(EXERCISE)
All of the records should be given again verbatim.

(Dataset entries)
-- Opening Marker --

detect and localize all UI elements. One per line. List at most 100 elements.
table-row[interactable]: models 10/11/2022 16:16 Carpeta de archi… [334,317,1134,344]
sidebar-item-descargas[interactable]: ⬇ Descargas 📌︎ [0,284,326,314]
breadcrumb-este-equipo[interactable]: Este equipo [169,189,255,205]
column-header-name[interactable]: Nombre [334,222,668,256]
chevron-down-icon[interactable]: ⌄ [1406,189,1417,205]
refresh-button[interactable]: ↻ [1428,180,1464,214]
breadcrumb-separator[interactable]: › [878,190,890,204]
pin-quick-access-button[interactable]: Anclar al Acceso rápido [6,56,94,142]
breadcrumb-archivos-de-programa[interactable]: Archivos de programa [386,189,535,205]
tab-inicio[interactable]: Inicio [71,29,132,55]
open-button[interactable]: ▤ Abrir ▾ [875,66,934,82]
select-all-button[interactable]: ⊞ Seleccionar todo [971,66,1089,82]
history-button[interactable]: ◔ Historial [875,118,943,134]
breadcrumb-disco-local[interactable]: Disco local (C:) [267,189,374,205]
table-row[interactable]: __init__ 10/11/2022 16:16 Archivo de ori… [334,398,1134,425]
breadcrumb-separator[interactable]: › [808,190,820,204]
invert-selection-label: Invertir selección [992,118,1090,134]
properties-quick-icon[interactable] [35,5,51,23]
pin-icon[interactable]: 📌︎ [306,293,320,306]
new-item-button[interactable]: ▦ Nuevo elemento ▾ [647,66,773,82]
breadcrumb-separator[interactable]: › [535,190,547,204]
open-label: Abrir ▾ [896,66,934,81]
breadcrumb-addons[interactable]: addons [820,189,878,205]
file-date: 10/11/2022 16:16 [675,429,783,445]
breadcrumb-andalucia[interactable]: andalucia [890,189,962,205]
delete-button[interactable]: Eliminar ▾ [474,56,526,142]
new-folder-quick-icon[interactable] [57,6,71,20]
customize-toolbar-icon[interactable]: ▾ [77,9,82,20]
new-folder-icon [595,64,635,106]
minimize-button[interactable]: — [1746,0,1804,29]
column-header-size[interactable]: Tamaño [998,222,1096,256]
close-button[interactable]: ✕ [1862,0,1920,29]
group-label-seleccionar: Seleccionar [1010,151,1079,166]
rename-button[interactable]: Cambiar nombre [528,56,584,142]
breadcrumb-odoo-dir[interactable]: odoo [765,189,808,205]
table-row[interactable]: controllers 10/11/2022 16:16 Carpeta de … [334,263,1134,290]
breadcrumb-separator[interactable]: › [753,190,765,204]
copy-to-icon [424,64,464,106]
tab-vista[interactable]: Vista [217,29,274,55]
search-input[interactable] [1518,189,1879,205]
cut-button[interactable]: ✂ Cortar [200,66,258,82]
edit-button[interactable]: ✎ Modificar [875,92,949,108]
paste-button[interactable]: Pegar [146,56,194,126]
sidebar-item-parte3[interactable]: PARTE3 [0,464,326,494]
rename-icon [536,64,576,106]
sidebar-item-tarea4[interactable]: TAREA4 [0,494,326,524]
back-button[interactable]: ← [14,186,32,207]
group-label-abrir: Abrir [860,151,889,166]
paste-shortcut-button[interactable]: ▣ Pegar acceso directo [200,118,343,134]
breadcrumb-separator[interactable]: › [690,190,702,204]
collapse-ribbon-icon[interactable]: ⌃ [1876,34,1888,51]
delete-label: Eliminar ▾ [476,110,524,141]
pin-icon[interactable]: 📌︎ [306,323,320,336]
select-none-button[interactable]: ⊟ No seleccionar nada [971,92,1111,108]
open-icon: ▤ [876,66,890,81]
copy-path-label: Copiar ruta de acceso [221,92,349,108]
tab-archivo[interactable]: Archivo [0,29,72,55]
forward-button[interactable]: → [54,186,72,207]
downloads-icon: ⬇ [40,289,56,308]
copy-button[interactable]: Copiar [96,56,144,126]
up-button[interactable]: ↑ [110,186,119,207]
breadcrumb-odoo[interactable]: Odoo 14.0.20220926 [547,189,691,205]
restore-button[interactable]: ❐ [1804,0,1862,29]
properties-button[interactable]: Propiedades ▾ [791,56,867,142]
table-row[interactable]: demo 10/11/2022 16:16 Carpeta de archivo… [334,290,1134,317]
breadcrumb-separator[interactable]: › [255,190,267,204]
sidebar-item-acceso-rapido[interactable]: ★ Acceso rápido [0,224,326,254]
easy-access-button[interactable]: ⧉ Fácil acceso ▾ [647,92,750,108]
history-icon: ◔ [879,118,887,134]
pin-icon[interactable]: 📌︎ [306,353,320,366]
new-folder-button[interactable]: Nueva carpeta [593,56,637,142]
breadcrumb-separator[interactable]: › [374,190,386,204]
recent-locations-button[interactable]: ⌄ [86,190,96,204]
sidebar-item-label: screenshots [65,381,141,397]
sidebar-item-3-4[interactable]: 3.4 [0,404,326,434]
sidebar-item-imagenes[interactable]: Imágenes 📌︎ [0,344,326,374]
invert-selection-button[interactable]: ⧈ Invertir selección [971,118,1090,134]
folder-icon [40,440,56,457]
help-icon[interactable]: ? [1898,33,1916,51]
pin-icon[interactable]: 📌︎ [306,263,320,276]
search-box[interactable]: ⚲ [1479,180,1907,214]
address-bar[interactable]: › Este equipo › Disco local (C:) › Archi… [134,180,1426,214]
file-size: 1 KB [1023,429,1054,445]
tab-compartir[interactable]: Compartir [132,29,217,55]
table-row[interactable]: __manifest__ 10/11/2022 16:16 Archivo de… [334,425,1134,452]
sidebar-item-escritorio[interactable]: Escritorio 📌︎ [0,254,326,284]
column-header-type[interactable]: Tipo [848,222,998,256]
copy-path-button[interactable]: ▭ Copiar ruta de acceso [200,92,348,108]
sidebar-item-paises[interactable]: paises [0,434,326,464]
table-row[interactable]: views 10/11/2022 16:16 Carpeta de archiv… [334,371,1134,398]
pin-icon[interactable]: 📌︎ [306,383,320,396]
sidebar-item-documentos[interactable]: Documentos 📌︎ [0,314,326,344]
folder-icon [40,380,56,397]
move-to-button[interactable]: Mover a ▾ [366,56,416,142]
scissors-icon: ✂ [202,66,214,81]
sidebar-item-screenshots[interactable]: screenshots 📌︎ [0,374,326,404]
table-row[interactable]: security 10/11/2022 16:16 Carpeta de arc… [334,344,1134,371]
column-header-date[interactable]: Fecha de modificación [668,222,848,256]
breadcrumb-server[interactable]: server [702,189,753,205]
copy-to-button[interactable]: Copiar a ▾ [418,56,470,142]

-- Closing Marker --

(YOUR RESPONSE)
detect and localize all UI elements. One per line. List at most 100 elements.
table-row[interactable]: models 10/11/2022 16:16 Carpeta de archi… [334,317,1134,344]
sidebar-item-descargas[interactable]: ⬇ Descargas 📌︎ [0,284,326,314]
breadcrumb-este-equipo[interactable]: Este equipo [169,189,255,205]
column-header-name[interactable]: Nombre [334,222,668,256]
chevron-down-icon[interactable]: ⌄ [1406,189,1417,205]
refresh-button[interactable]: ↻ [1428,180,1464,214]
breadcrumb-separator[interactable]: › [878,190,890,204]
pin-quick-access-button[interactable]: Anclar al Acceso rápido [6,56,94,142]
breadcrumb-archivos-de-programa[interactable]: Archivos de programa [386,189,535,205]
tab-inicio[interactable]: Inicio [71,29,132,55]
open-button[interactable]: ▤ Abrir ▾ [875,66,934,82]
select-all-button[interactable]: ⊞ Seleccionar todo [971,66,1089,82]
history-button[interactable]: ◔ Historial [875,118,943,134]
breadcrumb-disco-local[interactable]: Disco local (C:) [267,189,374,205]
table-row[interactable]: __init__ 10/11/2022 16:16 Archivo de ori… [334,398,1134,425]
breadcrumb-separator[interactable]: › [808,190,820,204]
invert-selection-label: Invertir selección [992,118,1090,134]
properties-quick-icon[interactable] [35,5,51,23]
pin-icon[interactable]: 📌︎ [306,293,320,306]
new-item-button[interactable]: ▦ Nuevo elemento ▾ [647,66,773,82]
breadcrumb-separator[interactable]: › [535,190,547,204]
open-label: Abrir ▾ [896,66,934,81]
breadcrumb-addons[interactable]: addons [820,189,878,205]
file-date: 10/11/2022 16:16 [675,429,783,445]
breadcrumb-andalucia[interactable]: andalucia [890,189,962,205]
delete-button[interactable]: Eliminar ▾ [474,56,526,142]
new-folder-quick-icon[interactable] [57,6,71,20]
customize-toolbar-icon[interactable]: ▾ [77,9,82,20]
new-folder-icon [595,64,635,106]
minimize-button[interactable]: — [1746,0,1804,29]
column-header-size[interactable]: Tamaño [998,222,1096,256]
close-button[interactable]: ✕ [1862,0,1920,29]
group-label-seleccionar: Seleccionar [1010,151,1079,166]
rename-button[interactable]: Cambiar nombre [528,56,584,142]
breadcrumb-odoo-dir[interactable]: odoo [765,189,808,205]
table-row[interactable]: controllers 10/11/2022 16:16 Carpeta de … [334,263,1134,290]
breadcrumb-separator[interactable]: › [753,190,765,204]
copy-to-icon [424,64,464,106]
tab-vista[interactable]: Vista [217,29,274,55]
search-input[interactable] [1518,189,1879,205]
cut-button[interactable]: ✂ Cortar [200,66,258,82]
edit-button[interactable]: ✎ Modificar [875,92,949,108]
paste-button[interactable]: Pegar [146,56,194,126]
sidebar-item-parte3[interactable]: PARTE3 [0,464,326,494]
rename-icon [536,64,576,106]
sidebar-item-tarea4[interactable]: TAREA4 [0,494,326,524]
back-button[interactable]: ← [14,186,32,207]
group-label-abrir: Abrir [860,151,889,166]
paste-shortcut-button[interactable]: ▣ Pegar acceso directo [200,118,343,134]
breadcrumb-separator[interactable]: › [690,190,702,204]
collapse-ribbon-icon[interactable]: ⌃ [1876,34,1888,51]
delete-label: Eliminar ▾ [476,110,524,141]
pin-icon[interactable]: 📌︎ [306,323,320,336]
select-none-button[interactable]: ⊟ No seleccionar nada [971,92,1111,108]
open-icon: ▤ [876,66,890,81]
copy-path-label: Copiar ruta de acceso [221,92,349,108]
tab-archivo[interactable]: Archivo [0,29,72,55]
forward-button[interactable]: → [54,186,72,207]
downloads-icon: ⬇ [40,289,56,308]
copy-button[interactable]: Copiar [96,56,144,126]
up-button[interactable]: ↑ [110,186,119,207]
breadcrumb-odoo[interactable]: Odoo 14.0.20220926 [547,189,691,205]
restore-button[interactable]: ❐ [1804,0,1862,29]
properties-button[interactable]: Propiedades ▾ [791,56,867,142]
table-row[interactable]: demo 10/11/2022 16:16 Carpeta de archivo… [334,290,1134,317]
breadcrumb-separator[interactable]: › [255,190,267,204]
sidebar-item-acceso-rapido[interactable]: ★ Acceso rápido [0,224,326,254]
easy-access-button[interactable]: ⧉ Fácil acceso ▾ [647,92,750,108]
history-icon: ◔ [879,118,887,134]
pin-icon[interactable]: 📌︎ [306,353,320,366]
new-folder-button[interactable]: Nueva carpeta [593,56,637,142]
breadcrumb-separator[interactable]: › [374,190,386,204]
recent-locations-button[interactable]: ⌄ [86,190,96,204]
sidebar-item-label: screenshots [65,381,141,397]
sidebar-item-3-4[interactable]: 3.4 [0,404,326,434]
sidebar-item-imagenes[interactable]: Imágenes 📌︎ [0,344,326,374]
invert-selection-button[interactable]: ⧈ Invertir selección [971,118,1090,134]
folder-icon [40,440,56,457]
help-icon[interactable]: ? [1898,33,1916,51]
pin-icon[interactable]: 📌︎ [306,263,320,276]
search-box[interactable]: ⚲ [1479,180,1907,214]
address-bar[interactable]: › Este equipo › Disco local (C:) › Archi… [134,180,1426,214]
file-size: 1 KB [1023,429,1054,445]
tab-compartir[interactable]: Compartir [132,29,217,55]
table-row[interactable]: __manifest__ 10/11/2022 16:16 Archivo de… [334,425,1134,452]
sidebar-item-escritorio[interactable]: Escritorio 📌︎ [0,254,326,284]
column-header-type[interactable]: Tipo [848,222,998,256]
copy-path-button[interactable]: ▭ Copiar ruta de acceso [200,92,348,108]
sidebar-item-paises[interactable]: paises [0,434,326,464]
table-row[interactable]: views 10/11/2022 16:16 Carpeta de archiv… [334,371,1134,398]
pin-icon[interactable]: 📌︎ [306,383,320,396]
sidebar-item-documentos[interactable]: Documentos 📌︎ [0,314,326,344]
folder-icon [40,380,56,397]
move-to-button[interactable]: Mover a ▾ [366,56,416,142]
scissors-icon: ✂ [202,66,214,81]
sidebar-item-screenshots[interactable]: screenshots 📌︎ [0,374,326,404]
table-row[interactable]: security 10/11/2022 16:16 Carpeta de arc… [334,344,1134,371]
column-header-date[interactable]: Fecha de modificación [668,222,848,256]
breadcrumb-server[interactable]: server [702,189,753,205]
copy-to-button[interactable]: Copiar a ▾ [418,56,470,142]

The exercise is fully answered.